Dataset records:
····················

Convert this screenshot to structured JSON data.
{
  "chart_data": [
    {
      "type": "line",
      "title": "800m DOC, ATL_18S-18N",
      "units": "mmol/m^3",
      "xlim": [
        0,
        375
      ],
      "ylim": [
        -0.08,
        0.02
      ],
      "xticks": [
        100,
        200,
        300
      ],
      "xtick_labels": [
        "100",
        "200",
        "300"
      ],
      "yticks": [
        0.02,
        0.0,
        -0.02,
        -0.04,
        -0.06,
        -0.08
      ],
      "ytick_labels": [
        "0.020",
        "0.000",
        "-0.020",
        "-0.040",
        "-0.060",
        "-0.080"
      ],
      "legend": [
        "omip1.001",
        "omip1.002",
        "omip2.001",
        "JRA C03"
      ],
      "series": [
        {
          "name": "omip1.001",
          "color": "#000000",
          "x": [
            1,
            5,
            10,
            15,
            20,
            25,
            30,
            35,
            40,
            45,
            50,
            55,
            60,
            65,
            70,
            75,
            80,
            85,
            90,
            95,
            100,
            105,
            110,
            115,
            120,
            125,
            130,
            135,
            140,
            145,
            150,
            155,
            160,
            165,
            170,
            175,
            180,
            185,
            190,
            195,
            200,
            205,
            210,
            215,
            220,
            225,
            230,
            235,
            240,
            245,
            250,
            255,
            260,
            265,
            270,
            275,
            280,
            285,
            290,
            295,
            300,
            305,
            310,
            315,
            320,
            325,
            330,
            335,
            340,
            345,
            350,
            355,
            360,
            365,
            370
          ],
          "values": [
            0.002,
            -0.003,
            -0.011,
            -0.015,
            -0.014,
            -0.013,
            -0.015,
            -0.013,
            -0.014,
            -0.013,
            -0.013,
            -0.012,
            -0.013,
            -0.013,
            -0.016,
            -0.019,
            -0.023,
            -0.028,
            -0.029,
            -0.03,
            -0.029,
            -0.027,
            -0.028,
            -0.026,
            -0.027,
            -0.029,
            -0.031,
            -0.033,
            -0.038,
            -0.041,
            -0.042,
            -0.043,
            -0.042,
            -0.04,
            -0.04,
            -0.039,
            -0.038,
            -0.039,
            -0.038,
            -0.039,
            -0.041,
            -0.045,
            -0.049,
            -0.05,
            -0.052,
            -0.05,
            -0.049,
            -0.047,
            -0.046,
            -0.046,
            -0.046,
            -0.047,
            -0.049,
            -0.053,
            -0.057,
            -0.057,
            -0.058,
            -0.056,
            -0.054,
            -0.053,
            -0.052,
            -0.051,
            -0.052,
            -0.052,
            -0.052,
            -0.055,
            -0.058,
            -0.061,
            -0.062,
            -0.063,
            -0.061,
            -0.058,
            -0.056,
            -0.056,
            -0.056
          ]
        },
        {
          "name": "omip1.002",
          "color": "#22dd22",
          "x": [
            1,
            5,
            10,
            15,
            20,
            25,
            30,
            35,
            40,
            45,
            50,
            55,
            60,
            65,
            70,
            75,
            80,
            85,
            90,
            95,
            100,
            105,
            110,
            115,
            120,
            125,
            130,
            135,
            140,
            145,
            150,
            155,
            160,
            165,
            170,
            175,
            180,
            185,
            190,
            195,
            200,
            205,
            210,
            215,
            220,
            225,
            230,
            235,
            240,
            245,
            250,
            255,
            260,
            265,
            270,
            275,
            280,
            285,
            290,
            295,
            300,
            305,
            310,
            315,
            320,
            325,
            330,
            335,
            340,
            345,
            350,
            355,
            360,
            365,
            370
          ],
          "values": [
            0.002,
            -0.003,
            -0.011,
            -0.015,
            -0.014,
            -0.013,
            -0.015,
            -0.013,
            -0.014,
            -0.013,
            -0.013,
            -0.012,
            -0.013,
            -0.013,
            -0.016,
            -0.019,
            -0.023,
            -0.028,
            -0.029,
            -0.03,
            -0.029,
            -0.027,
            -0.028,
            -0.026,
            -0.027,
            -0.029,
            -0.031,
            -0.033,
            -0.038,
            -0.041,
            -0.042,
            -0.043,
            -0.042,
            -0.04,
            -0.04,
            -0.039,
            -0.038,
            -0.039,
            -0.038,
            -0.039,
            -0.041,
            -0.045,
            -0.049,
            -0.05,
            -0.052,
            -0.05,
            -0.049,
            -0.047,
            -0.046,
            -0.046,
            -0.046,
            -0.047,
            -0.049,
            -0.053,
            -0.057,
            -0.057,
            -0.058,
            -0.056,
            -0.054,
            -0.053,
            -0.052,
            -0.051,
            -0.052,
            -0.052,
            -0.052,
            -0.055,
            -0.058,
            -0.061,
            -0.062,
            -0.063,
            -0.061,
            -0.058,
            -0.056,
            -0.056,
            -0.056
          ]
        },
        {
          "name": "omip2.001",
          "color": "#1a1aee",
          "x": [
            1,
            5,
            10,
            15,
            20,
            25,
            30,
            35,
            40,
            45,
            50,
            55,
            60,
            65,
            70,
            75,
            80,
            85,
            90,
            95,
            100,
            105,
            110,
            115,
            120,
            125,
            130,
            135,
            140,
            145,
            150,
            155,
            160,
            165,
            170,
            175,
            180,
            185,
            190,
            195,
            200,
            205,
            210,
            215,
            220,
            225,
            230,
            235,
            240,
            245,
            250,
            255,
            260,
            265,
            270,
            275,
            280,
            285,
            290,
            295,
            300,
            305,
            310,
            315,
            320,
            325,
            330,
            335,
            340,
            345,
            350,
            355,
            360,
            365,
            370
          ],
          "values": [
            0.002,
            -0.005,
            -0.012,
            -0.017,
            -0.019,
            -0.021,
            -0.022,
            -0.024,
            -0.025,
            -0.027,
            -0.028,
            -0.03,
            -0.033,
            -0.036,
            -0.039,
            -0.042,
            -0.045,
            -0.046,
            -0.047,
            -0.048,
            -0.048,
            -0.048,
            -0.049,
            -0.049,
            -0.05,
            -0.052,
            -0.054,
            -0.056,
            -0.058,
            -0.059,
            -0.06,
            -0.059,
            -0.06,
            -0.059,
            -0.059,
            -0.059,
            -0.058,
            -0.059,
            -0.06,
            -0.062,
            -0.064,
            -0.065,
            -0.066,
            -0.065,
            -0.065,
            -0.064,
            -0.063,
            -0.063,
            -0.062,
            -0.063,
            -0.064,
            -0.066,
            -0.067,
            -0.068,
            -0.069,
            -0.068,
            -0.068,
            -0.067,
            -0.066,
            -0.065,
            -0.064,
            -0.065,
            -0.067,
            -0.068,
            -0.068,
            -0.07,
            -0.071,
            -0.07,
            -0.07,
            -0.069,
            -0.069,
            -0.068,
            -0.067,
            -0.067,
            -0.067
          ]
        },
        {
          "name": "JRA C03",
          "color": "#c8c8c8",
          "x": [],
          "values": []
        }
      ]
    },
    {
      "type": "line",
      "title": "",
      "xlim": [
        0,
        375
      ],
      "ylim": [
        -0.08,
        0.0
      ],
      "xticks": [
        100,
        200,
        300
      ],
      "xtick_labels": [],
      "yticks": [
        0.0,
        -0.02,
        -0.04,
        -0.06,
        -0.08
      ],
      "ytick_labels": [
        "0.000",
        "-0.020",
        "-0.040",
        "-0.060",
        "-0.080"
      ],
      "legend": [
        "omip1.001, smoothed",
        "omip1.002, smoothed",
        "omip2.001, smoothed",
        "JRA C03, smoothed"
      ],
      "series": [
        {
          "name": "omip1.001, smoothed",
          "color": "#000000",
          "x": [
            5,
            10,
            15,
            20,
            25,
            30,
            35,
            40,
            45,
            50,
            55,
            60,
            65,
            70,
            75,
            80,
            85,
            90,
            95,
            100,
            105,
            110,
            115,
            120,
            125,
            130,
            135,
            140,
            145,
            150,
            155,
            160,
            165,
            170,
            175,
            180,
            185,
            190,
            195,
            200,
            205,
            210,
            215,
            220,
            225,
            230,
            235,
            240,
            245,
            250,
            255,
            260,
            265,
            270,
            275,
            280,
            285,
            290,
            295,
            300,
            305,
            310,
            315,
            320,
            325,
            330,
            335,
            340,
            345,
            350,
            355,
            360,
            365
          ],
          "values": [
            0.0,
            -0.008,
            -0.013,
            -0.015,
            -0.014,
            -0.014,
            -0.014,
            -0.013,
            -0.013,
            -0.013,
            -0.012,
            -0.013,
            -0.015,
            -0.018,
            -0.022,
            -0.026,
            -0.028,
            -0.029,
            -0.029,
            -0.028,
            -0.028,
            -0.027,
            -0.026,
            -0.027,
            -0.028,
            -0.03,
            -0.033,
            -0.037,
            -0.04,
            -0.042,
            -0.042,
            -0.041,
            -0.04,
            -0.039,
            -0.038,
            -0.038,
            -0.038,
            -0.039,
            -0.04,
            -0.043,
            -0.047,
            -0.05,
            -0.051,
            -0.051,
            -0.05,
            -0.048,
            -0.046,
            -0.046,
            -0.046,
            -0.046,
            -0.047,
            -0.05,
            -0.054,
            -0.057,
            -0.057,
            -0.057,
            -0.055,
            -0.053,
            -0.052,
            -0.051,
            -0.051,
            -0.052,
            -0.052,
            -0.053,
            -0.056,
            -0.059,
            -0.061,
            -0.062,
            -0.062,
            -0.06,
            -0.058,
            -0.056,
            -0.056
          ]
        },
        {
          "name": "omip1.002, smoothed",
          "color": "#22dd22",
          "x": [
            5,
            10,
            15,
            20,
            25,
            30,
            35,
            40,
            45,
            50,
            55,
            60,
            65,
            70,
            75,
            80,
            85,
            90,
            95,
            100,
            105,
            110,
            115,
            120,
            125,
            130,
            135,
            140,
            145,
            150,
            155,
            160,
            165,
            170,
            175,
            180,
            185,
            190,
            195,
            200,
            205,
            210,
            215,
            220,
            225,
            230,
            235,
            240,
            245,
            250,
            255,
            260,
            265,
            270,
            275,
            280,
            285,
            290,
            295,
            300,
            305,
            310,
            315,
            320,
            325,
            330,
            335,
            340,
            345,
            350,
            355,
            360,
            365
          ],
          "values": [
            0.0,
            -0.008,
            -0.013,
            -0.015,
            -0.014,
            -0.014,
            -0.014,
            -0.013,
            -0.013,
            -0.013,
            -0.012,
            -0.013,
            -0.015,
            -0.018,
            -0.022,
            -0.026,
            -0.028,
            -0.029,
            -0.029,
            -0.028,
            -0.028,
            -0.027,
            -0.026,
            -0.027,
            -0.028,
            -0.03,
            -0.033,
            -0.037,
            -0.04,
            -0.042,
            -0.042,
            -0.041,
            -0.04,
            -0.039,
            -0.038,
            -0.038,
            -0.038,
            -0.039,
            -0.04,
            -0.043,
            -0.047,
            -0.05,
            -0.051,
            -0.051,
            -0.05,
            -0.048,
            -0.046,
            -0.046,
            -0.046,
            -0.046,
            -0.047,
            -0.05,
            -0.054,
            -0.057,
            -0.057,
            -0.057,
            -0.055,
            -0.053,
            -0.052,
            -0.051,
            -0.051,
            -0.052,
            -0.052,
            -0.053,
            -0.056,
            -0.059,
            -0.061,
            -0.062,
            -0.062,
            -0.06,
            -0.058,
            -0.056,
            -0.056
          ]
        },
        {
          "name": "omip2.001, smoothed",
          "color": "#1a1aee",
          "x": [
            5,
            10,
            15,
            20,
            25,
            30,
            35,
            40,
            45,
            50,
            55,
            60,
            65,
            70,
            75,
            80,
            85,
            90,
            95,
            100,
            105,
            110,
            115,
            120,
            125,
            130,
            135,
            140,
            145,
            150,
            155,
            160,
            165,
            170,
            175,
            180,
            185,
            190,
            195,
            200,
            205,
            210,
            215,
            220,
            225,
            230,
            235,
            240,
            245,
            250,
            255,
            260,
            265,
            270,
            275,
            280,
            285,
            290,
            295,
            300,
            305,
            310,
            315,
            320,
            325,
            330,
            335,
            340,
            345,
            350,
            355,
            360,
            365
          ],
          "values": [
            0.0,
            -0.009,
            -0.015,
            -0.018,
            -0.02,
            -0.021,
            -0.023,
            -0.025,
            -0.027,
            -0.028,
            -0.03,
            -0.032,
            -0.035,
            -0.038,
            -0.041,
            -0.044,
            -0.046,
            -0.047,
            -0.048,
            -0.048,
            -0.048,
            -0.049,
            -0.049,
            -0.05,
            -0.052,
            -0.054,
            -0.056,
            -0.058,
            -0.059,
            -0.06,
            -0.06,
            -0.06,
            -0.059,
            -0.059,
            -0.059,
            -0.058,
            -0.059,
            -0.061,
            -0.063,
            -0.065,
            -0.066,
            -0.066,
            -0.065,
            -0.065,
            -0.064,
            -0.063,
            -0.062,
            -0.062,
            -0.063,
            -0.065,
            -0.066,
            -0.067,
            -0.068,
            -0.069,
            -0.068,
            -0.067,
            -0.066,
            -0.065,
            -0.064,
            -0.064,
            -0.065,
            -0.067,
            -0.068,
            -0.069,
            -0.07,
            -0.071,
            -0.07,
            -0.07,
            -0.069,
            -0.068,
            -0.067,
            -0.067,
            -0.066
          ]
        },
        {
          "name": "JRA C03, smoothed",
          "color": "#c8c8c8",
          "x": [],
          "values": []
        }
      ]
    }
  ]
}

····················

**Given problem**
State the number of lines in these entries that include the string "smoothed". Provide nothing beyond that number.

**Output for this task**
8